Goal :: From the listing below, work out how many lines contain "законодательством". Reply with that number only.

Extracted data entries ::

========

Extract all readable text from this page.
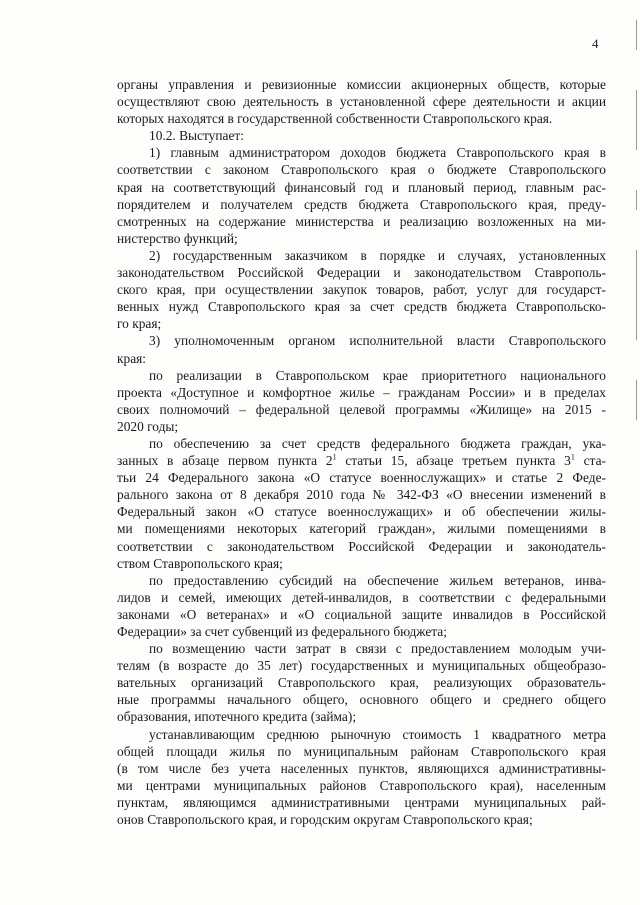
4
органы управления и ревизионные комиссии акционерных обществ, которые
осуществляют свою деятельность в установленной сфере деятельности и акции
которых находятся в государственной собственности Ставропольского края.
10.2. Выступает:
1) главным администратором доходов бюджета Ставропольского края в
соответствии с законом Ставропольского края о бюджете Ставропольского
края на соответствующий финансовый год и плановый период, главным рас-
порядителем и получателем средств бюджета Ставропольского края, преду-
смотренных на содержание министерства и реализацию возложенных на ми-
нистерство функций;
2) государственным заказчиком в порядке и случаях, установленных
законодательством Российской Федерации и законодательством Ставрополь-
ского края, при осуществлении закупок товаров, работ, услуг для государст-
венных нужд Ставропольского края за счет средств бюджета Ставропольско-
го края;
3) уполномоченным органом исполнительной власти Ставропольского
края:
по реализации в Ставропольском крае приоритетного национального
проекта «Доступное и комфортное жилье – гражданам России» и в пределах
своих полномочий – федеральной целевой программы «Жилище» на 2015 -
2020 годы;
по обеспечению за счет средств федерального бюджета граждан, ука-
занных в абзаце первом пункта $2^1$ статьи 15, абзаце третьем пункта $3^1$ ста-
тьи 24 Федерального закона «О статусе военнослужащих» и статье 2 Феде-
рального закона от 8 декабря 2010 года № 342-ФЗ «О внесении изменений в
Федеральный закон «О статусе военнослужащих» и об обеспечении жилы-
ми помещениями некоторых категорий граждан», жилыми помещениями в
соответствии с законодательством Российской Федерации и законодатель-
ством Ставропольского края;
по предоставлению субсидий на обеспечение жильем ветеранов, инва-
лидов и семей, имеющих детей-инвалидов, в соответствии с федеральными
законами «О ветеранах» и «О социальной защите инвалидов в Российской
Федерации» за счет субвенций из федерального бюджета;
по возмещению части затрат в связи с предоставлением молодым учи-
телям (в возрасте до 35 лет) государственных и муниципальных общеобразо-
вательных организаций Ставропольского края, реализующих образователь-
ные программы начального общего, основного общего и среднего общего
образования, ипотечного кредита (займа);
устанавливающим среднюю рыночную стоимость 1 квадратного метра
общей площади жилья по муниципальным районам Ставропольского края
(в том числе без учета населенных пунктов, являющихся административны-
ми центрами муниципальных районов Ставропольского края), населенным
пунктам, являющимся административными центрами муниципальных рай-
онов Ставропольского края, и городским округам Ставропольского края;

========

Answer to this task :: 2